- AIM -
Collect every line in the records below that contains the word "reduction".

- MATERIAL -
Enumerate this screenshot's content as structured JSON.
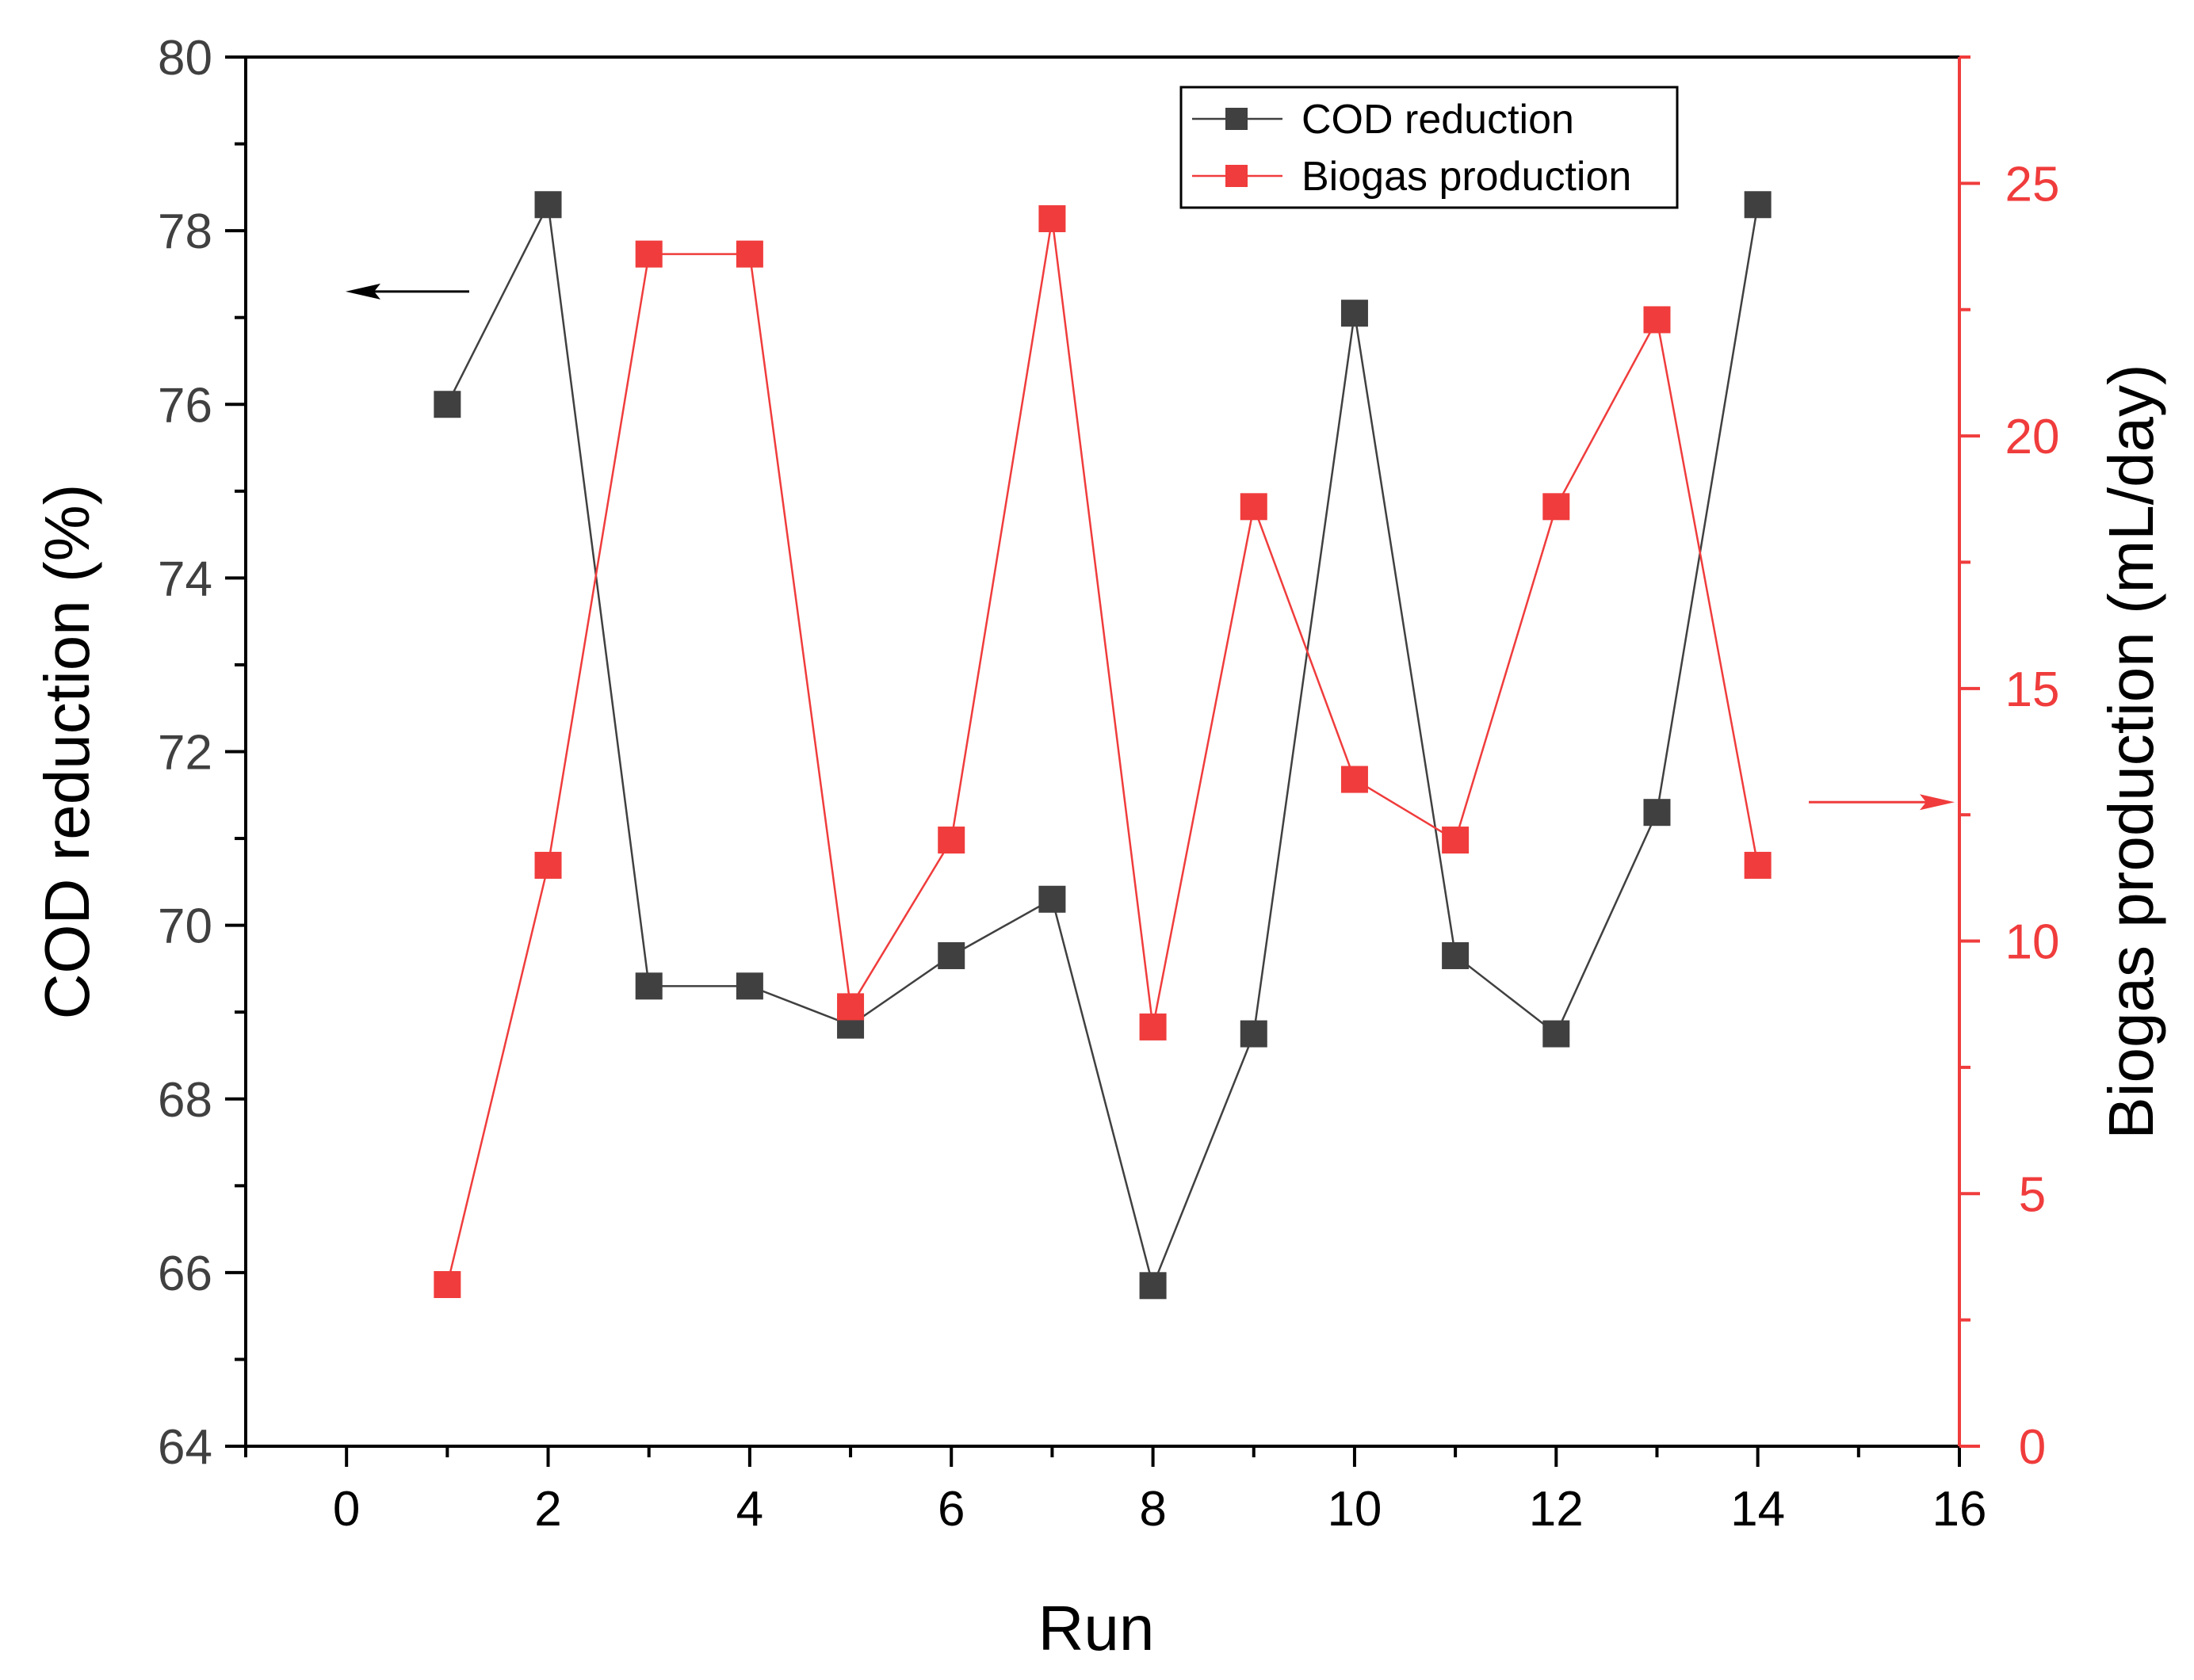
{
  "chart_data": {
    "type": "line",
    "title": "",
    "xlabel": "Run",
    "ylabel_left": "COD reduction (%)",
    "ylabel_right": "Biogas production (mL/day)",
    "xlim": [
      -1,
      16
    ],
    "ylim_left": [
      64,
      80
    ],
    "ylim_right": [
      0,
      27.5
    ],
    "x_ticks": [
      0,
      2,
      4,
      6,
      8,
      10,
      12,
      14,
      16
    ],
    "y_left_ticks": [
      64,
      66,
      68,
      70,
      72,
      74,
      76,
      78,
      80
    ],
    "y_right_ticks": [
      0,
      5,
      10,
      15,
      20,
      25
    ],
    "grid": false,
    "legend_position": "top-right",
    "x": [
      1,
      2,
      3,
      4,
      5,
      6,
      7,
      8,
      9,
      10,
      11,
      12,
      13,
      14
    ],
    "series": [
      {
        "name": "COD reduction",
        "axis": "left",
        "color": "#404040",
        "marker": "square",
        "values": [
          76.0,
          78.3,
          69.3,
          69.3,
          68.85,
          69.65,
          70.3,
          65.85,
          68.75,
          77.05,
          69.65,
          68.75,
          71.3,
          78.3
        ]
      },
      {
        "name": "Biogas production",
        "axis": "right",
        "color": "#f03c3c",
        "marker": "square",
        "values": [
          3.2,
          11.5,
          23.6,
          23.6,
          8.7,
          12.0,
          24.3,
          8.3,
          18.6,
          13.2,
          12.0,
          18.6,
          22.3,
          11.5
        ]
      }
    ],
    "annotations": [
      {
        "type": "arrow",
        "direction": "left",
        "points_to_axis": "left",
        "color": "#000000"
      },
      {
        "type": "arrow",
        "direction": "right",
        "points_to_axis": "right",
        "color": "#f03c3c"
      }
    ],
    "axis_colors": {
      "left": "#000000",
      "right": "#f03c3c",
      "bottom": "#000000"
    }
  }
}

==

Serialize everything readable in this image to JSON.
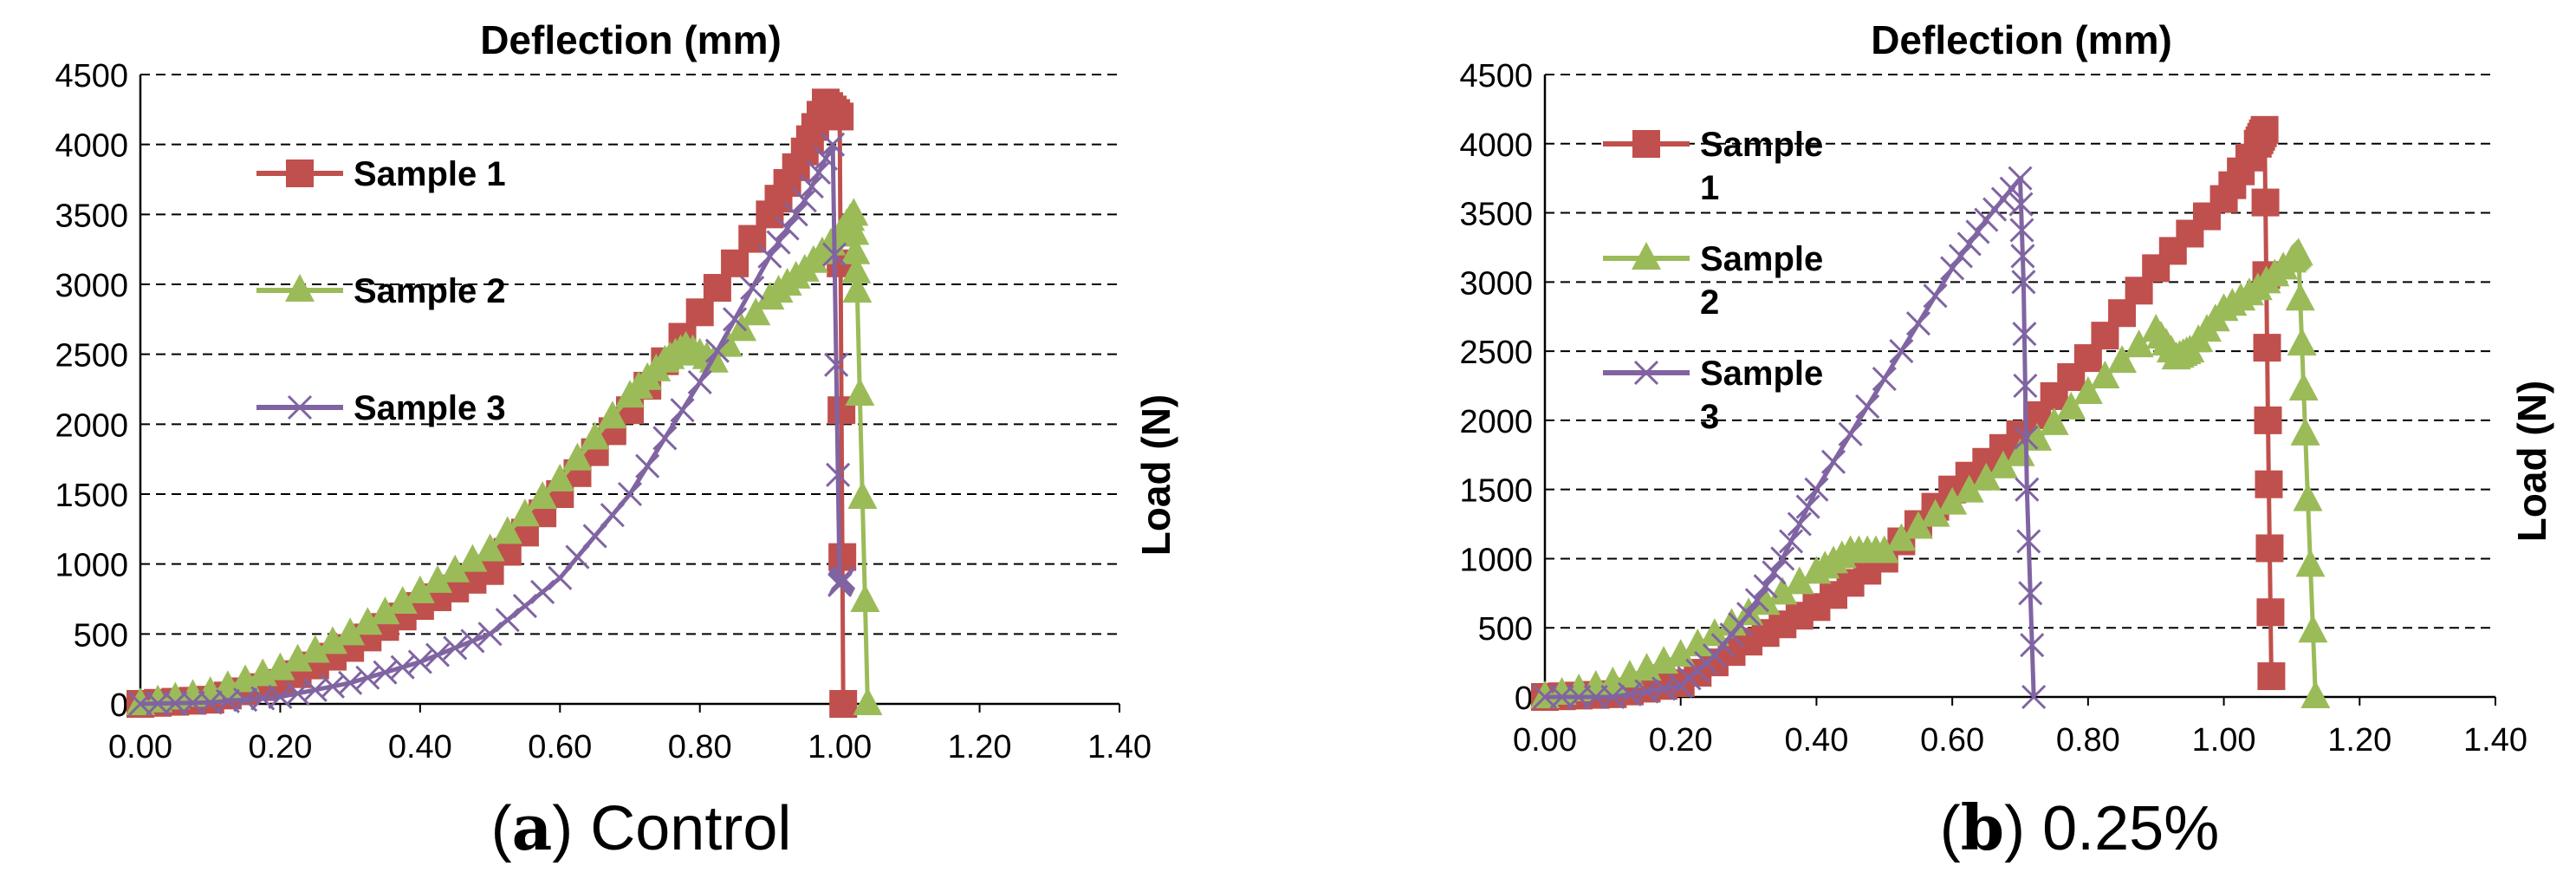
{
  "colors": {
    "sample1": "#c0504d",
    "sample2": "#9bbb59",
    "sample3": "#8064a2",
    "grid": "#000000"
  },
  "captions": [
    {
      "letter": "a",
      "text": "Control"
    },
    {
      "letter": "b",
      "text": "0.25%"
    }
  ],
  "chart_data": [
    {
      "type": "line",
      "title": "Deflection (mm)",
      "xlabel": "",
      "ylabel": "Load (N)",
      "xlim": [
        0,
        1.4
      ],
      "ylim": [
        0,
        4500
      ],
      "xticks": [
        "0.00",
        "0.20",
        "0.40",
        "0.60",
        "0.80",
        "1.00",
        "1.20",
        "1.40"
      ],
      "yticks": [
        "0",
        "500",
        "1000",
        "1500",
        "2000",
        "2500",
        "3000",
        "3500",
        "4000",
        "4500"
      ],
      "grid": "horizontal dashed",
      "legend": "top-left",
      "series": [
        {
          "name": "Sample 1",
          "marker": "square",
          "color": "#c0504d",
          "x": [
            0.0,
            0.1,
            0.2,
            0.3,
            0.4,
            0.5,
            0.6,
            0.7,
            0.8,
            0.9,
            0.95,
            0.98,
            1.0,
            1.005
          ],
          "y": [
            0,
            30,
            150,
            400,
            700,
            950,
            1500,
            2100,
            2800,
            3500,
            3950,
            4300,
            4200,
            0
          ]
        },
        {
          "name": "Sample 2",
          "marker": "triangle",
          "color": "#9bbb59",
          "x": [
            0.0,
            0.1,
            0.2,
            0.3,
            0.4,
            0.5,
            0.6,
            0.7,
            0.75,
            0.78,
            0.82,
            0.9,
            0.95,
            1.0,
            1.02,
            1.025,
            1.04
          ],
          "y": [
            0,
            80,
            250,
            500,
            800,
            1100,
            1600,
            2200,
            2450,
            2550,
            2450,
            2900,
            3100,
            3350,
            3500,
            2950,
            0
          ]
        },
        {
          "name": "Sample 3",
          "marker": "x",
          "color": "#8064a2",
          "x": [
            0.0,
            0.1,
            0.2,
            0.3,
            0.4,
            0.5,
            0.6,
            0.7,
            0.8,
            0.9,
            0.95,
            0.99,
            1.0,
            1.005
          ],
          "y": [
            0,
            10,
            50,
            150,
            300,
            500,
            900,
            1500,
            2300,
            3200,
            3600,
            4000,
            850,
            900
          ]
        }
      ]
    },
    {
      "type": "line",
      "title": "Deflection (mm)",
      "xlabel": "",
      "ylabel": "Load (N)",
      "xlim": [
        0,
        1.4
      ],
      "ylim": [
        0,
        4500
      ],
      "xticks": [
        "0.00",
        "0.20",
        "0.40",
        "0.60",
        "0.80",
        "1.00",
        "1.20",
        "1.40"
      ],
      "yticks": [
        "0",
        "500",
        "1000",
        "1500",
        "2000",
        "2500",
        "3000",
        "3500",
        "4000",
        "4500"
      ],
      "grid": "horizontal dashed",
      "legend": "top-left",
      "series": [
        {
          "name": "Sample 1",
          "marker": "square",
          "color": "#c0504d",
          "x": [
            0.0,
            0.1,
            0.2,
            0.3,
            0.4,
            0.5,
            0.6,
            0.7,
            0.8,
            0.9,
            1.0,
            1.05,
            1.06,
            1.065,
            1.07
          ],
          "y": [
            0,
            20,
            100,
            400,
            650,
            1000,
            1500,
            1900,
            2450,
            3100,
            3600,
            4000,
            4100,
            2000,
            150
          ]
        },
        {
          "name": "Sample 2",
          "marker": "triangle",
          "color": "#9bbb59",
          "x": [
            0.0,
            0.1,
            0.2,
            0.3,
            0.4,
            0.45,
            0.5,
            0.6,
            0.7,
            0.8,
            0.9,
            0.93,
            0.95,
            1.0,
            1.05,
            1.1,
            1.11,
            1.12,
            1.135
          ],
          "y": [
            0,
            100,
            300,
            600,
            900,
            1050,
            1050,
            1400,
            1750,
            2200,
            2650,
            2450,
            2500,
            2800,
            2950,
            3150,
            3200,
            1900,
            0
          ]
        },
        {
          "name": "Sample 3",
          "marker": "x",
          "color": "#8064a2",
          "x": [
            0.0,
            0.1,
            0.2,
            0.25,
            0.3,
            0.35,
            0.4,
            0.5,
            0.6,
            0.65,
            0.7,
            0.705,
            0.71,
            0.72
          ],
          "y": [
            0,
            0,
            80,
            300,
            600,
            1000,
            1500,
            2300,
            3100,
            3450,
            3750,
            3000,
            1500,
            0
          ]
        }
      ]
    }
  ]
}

- TASK OUTPUT -
    "ylabel_left": "COD reduction (%)",
        "name": "COD reduction",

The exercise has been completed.